■ Work to be completed
Copy out each line exactly; pictures stay out of the copy.

■ Exercise materials
####################
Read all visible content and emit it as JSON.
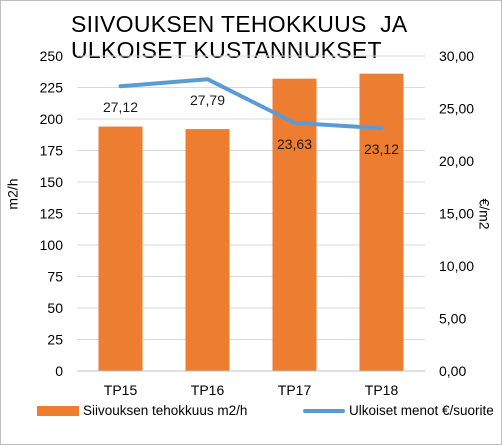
{
  "colors": {
    "bar": "#ed7d31",
    "line": "#5b9bd5",
    "grid": "#d9d9d9",
    "axis": "#bfbfbf"
  },
  "title": {
    "line1": "SIIVOUKSEN TEHOKKUUS  JA",
    "line2": "ULKOISET KUSTANNUKSET"
  },
  "chart_data": {
    "type": "bar",
    "categories": [
      "TP15",
      "TP16",
      "TP17",
      "TP18"
    ],
    "series": [
      {
        "name": "Siivouksen tehokkuus m2/h",
        "type": "bar",
        "axis": "left",
        "values": [
          194,
          192,
          232,
          236
        ]
      },
      {
        "name": "Ulkoiset menot €/suorite",
        "type": "line",
        "axis": "right",
        "values": [
          27.12,
          27.79,
          23.63,
          23.12
        ],
        "labels": [
          "27,12",
          "27,79",
          "23,63",
          "23,12"
        ]
      }
    ],
    "ylabel": "m2/h",
    "ylim": [
      0,
      250
    ],
    "yticks": [
      "0",
      "25",
      "50",
      "75",
      "100",
      "125",
      "150",
      "175",
      "200",
      "225",
      "250"
    ],
    "y2label": "€/m2",
    "y2lim": [
      0,
      30
    ],
    "y2ticks": [
      "0,00",
      "5,00",
      "10,00",
      "15,00",
      "20,00",
      "25,00",
      "30,00"
    ],
    "grid": true,
    "legend_position": "bottom"
  }
}
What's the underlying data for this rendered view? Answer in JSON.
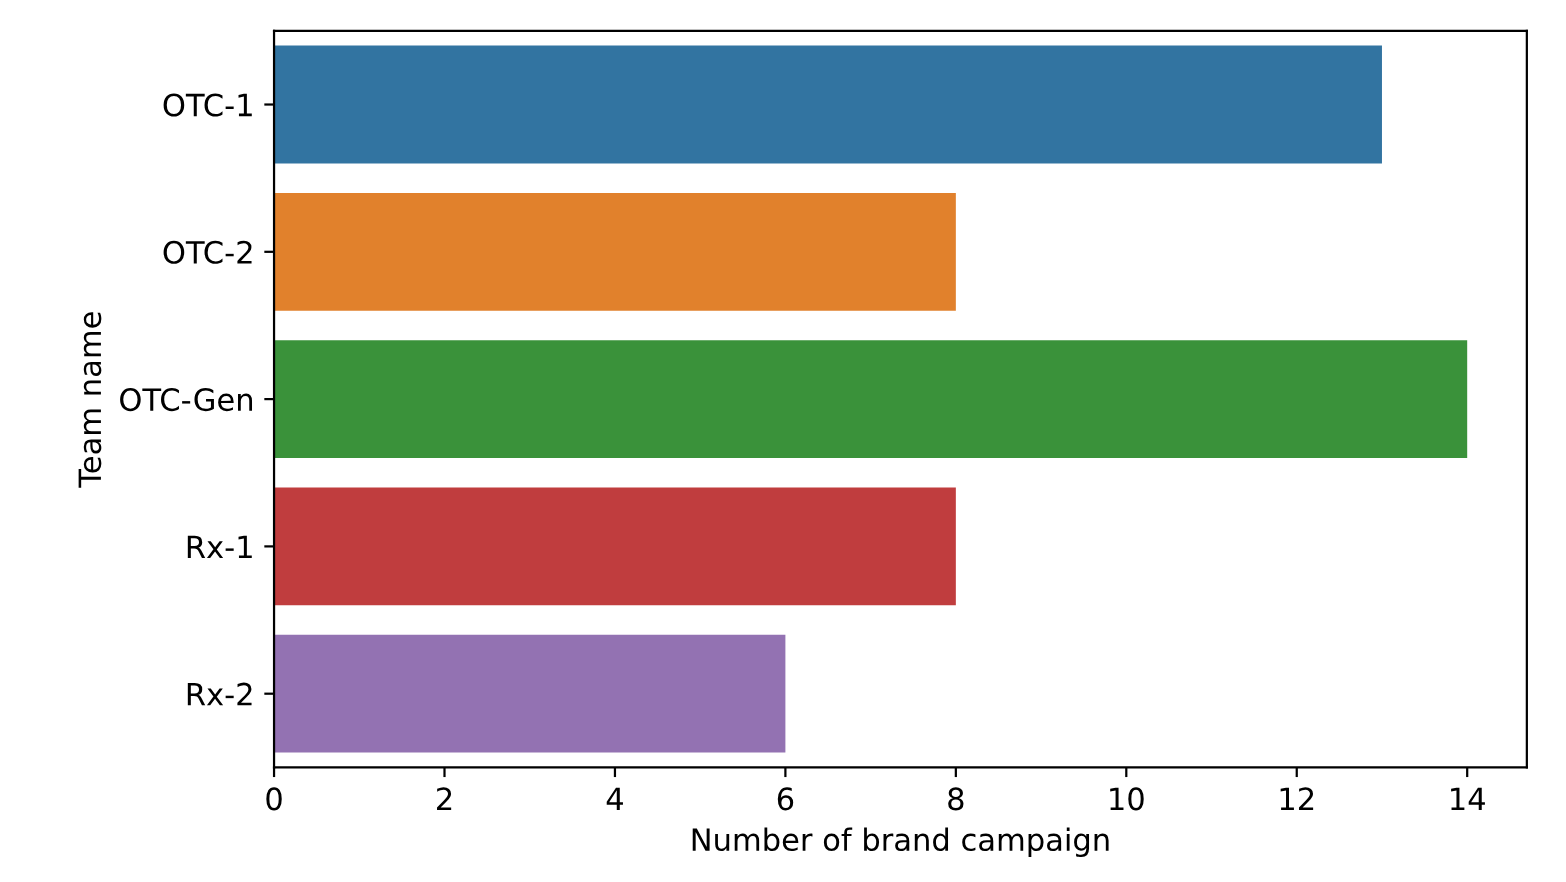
{
  "chart_data": {
    "type": "bar",
    "orientation": "horizontal",
    "categories": [
      "OTC-1",
      "OTC-2",
      "OTC-Gen",
      "Rx-1",
      "Rx-2"
    ],
    "values": [
      13,
      8,
      14,
      8,
      6
    ],
    "colors": [
      "#3274a1",
      "#e1812c",
      "#3a923a",
      "#c03d3e",
      "#9372b2"
    ],
    "xlabel": "Number of brand campaign",
    "ylabel": "Team name",
    "xlim": [
      0,
      14.7
    ],
    "xticks": [
      0,
      2,
      4,
      6,
      8,
      10,
      12,
      14
    ],
    "grid": false,
    "legend": false
  }
}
####################
■ Solution to the exercise
Read all visible content and emit it as JSON.
{
  "colors": {
    "bar": "#ed7d31",
    "line": "#5b9bd5",
    "grid": "#d9d9d9",
    "axis": "#bfbfbf"
  },
  "title": {
    "line1": "SIIVOUKSEN TEHOKKUUS  JA",
    "line2": "ULKOISET KUSTANNUKSET"
  },
  "chart_data": {
    "type": "bar",
    "categories": [
      "TP15",
      "TP16",
      "TP17",
      "TP18"
    ],
    "series": [
      {
        "name": "Siivouksen tehokkuus m2/h",
        "type": "bar",
        "axis": "left",
        "values": [
          194,
          192,
          232,
          236
        ]
      },
      {
        "name": "Ulkoiset menot €/suorite",
        "type": "line",
        "axis": "right",
        "values": [
          27.12,
          27.79,
          23.63,
          23.12
        ],
        "labels": [
          "27,12",
          "27,79",
          "23,63",
          "23,12"
        ]
      }
    ],
    "ylabel": "m2/h",
    "ylim": [
      0,
      250
    ],
    "yticks": [
      "0",
      "25",
      "50",
      "75",
      "100",
      "125",
      "150",
      "175",
      "200",
      "225",
      "250"
    ],
    "y2label": "€/m2",
    "y2lim": [
      0,
      30
    ],
    "y2ticks": [
      "0,00",
      "5,00",
      "10,00",
      "15,00",
      "20,00",
      "25,00",
      "30,00"
    ],
    "grid": true,
    "legend_position": "bottom"
  }
}
What's the underlying data for this rendered view? Answer in JSON.
{
  "chart_data": {
    "type": "bar",
    "orientation": "horizontal",
    "categories": [
      "OTC-1",
      "OTC-2",
      "OTC-Gen",
      "Rx-1",
      "Rx-2"
    ],
    "values": [
      13,
      8,
      14,
      8,
      6
    ],
    "colors": [
      "#3274a1",
      "#e1812c",
      "#3a923a",
      "#c03d3e",
      "#9372b2"
    ],
    "xlabel": "Number of brand campaign",
    "ylabel": "Team name",
    "xlim": [
      0,
      14.7
    ],
    "xticks": [
      0,
      2,
      4,
      6,
      8,
      10,
      12,
      14
    ],
    "grid": false,
    "legend": false
  }
}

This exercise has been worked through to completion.